START Extracted entries
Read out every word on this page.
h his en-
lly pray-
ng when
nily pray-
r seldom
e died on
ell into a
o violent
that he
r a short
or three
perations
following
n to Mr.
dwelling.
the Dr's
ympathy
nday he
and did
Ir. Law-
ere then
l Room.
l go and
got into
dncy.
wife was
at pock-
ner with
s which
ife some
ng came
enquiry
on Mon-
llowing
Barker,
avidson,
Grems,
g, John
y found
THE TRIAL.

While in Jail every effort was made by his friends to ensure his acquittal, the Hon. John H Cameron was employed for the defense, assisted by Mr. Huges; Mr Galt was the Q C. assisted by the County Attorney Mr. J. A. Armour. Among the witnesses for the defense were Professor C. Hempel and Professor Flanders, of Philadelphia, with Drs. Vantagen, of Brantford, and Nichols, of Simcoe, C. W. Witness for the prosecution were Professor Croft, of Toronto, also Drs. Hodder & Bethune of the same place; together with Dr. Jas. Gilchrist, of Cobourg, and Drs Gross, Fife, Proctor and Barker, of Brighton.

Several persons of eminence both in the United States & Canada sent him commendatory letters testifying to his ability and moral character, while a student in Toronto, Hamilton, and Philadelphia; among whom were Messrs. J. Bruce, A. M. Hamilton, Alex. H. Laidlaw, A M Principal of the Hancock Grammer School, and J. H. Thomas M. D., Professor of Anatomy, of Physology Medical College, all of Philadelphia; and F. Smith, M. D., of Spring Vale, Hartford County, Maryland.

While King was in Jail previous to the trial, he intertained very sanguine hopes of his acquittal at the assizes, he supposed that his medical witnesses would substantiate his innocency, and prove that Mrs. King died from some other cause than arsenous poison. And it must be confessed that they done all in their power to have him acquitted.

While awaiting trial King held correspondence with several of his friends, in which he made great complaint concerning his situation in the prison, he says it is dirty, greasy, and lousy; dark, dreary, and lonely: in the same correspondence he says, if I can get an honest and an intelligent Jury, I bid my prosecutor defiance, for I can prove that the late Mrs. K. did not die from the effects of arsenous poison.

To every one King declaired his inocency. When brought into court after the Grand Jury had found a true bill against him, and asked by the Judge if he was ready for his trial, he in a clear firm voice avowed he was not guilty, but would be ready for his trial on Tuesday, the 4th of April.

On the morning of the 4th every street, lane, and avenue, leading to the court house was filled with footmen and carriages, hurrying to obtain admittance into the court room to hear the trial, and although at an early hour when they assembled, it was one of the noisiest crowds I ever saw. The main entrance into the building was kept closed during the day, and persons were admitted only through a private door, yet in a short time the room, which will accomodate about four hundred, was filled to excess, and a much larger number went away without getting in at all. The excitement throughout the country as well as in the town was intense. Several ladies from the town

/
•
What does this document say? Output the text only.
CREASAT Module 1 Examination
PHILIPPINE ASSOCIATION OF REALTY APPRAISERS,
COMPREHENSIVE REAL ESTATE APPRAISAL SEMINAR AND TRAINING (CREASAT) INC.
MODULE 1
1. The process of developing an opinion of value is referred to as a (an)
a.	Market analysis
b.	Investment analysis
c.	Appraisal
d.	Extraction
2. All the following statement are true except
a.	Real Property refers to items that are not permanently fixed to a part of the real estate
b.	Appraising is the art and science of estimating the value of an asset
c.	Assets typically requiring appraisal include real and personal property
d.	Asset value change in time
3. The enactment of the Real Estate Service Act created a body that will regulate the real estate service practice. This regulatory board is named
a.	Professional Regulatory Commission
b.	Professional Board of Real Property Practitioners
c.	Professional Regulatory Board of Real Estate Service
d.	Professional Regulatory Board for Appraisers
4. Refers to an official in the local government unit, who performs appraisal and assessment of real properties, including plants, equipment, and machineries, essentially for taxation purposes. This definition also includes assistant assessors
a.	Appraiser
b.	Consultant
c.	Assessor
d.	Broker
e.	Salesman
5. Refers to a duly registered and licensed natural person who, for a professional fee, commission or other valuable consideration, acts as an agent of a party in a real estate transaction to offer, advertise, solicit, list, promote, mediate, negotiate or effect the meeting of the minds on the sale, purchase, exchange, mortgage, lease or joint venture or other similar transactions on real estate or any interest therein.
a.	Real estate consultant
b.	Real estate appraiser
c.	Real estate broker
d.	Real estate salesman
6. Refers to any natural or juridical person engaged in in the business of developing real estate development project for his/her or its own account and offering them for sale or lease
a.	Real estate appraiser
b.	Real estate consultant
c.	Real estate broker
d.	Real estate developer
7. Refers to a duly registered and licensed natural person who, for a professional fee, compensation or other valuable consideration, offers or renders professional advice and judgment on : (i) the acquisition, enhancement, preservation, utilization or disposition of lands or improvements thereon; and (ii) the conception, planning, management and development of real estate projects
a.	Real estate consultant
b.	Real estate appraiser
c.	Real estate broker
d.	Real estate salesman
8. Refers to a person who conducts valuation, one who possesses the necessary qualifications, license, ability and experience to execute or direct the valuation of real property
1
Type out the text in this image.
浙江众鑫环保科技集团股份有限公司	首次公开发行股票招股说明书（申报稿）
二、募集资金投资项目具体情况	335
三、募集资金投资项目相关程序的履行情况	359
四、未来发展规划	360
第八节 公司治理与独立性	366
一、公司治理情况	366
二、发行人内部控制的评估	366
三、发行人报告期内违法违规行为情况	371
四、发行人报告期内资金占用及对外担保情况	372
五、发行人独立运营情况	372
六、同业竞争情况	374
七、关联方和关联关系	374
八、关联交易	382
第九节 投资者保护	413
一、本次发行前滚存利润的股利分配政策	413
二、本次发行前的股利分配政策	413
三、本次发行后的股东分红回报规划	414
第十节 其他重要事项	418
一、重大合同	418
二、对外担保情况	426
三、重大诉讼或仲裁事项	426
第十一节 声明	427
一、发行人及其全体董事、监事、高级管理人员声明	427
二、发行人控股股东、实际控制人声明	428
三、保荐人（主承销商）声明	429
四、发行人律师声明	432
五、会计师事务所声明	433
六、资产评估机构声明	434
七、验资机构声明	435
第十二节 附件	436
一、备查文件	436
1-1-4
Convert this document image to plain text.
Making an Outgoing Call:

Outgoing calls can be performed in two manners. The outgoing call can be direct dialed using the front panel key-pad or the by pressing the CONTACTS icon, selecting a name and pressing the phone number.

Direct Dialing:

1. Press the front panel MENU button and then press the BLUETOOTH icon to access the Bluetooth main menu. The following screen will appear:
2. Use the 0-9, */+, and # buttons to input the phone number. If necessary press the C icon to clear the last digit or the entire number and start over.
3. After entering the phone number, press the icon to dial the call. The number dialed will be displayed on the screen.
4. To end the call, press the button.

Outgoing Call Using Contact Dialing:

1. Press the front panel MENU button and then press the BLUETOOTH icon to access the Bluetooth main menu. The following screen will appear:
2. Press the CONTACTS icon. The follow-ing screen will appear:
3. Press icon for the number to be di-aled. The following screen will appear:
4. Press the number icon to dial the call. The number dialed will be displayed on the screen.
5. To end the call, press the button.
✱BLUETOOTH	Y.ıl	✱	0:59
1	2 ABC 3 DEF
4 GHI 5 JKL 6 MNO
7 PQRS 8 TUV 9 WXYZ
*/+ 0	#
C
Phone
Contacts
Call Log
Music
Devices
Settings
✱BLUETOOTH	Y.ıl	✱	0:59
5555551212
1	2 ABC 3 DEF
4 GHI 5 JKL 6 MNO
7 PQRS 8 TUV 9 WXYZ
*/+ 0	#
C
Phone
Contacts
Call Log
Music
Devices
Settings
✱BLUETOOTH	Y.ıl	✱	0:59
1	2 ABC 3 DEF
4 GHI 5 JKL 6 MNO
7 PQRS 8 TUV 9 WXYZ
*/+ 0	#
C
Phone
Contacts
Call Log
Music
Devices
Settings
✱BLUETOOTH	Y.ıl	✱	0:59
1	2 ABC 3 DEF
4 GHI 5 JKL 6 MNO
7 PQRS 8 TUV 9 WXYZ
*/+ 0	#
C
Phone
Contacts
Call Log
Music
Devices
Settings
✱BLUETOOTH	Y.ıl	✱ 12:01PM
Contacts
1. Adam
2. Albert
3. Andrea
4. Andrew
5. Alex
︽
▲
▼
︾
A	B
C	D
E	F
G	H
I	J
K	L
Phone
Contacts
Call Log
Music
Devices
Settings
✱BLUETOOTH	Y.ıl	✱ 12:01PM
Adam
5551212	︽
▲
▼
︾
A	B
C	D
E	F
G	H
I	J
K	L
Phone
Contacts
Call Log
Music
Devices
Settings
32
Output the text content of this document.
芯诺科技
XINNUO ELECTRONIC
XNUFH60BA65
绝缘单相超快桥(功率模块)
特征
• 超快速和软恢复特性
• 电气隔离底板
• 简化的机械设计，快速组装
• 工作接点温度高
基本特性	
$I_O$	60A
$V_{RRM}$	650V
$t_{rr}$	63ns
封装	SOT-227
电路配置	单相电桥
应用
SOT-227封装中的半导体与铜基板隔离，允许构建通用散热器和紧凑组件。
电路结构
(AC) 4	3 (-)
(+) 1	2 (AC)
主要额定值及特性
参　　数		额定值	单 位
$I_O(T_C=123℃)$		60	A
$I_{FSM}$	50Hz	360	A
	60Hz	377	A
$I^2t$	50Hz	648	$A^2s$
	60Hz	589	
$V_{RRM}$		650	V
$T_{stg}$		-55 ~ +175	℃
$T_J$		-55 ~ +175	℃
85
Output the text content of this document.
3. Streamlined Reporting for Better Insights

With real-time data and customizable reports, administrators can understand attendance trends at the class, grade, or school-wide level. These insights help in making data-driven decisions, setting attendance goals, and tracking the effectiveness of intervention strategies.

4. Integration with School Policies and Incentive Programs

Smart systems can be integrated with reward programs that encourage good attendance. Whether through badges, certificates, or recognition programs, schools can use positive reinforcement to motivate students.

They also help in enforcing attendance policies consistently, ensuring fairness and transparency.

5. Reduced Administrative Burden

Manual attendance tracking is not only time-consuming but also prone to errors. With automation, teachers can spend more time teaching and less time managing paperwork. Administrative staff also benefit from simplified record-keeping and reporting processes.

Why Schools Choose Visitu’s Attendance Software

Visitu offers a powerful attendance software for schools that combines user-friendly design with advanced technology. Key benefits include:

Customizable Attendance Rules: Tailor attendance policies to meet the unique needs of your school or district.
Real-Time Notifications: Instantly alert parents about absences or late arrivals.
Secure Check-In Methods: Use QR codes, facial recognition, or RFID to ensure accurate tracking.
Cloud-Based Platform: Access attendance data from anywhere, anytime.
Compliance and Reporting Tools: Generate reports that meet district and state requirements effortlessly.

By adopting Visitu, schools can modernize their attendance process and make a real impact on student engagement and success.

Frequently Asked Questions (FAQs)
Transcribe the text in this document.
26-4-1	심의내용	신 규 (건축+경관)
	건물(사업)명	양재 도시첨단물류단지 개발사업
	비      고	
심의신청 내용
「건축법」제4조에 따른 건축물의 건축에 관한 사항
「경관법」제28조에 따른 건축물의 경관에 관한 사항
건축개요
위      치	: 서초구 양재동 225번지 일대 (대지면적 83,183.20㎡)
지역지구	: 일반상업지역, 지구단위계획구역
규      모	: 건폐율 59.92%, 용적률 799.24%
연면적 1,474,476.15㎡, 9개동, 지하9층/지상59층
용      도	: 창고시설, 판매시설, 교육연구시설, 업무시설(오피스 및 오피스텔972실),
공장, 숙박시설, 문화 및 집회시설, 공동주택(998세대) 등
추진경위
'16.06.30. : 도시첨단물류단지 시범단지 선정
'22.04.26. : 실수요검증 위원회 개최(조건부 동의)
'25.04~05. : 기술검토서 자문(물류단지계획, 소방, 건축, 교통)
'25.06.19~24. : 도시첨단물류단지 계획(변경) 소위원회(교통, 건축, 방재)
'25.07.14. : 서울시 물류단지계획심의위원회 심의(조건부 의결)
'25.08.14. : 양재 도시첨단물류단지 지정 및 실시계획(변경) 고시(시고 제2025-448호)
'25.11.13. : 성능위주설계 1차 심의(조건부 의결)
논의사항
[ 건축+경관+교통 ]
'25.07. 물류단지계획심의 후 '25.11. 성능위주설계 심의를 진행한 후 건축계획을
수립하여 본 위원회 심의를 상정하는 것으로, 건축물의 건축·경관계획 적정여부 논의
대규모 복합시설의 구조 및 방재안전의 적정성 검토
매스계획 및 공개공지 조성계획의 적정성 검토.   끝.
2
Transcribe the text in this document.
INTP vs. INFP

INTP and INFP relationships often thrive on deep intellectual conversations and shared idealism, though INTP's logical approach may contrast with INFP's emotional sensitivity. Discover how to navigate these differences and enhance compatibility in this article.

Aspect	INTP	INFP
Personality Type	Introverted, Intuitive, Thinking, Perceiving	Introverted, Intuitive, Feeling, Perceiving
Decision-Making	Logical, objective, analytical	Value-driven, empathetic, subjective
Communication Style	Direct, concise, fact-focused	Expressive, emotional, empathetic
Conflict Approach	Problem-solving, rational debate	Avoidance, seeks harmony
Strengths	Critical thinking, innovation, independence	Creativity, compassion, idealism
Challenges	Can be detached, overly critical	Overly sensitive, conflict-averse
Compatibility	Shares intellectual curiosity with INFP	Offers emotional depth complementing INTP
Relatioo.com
END Extracted entries
* **Work to do**
Every line in the data above that contains "text" needs to be copied.

* **Full solution**
What does this document say? Output the text only.
Type out the text in this image.
Convert this document image to plain text.
Output the text content of this document.
Output the text content of this document.
Transcribe the text in this document.
Transcribe the text in this document.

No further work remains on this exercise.